→ Written task
Across the entries, how many lines have the string "также" in them? Reply with only a number.

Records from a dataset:
▬▬▬▬▬▬

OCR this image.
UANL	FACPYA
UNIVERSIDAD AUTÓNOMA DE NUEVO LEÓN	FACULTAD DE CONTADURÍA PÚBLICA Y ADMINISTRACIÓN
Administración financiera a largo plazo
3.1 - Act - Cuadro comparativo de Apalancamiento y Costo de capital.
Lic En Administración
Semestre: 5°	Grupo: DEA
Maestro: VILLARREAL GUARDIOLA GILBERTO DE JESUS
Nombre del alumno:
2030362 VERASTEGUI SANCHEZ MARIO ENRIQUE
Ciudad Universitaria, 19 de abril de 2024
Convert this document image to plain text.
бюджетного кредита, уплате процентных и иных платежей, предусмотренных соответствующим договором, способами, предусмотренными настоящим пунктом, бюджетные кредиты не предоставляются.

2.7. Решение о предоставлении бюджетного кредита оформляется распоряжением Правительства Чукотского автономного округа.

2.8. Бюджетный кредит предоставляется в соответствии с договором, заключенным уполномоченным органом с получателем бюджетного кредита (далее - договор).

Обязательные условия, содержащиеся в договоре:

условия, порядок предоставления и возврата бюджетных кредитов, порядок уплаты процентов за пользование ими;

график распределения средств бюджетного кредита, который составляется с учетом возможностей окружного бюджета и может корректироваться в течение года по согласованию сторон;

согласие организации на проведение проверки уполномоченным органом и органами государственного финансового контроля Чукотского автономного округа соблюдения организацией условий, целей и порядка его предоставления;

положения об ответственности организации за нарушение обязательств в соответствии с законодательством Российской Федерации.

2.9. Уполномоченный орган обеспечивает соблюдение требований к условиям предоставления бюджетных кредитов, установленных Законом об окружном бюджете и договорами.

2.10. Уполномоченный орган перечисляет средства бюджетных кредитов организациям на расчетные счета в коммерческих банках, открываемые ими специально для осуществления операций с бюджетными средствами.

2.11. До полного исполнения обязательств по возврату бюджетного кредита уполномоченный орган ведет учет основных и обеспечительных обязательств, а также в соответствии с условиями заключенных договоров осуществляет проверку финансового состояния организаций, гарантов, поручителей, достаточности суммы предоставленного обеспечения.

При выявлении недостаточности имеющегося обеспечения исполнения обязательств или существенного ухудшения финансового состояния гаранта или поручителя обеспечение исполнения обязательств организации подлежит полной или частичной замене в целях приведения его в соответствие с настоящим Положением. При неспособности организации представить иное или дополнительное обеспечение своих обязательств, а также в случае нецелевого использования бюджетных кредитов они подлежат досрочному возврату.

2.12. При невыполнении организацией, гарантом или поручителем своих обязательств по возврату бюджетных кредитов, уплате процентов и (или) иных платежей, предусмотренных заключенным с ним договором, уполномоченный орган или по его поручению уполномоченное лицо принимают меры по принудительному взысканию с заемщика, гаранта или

▬▬▬▬▬▬

→ Exercise output
2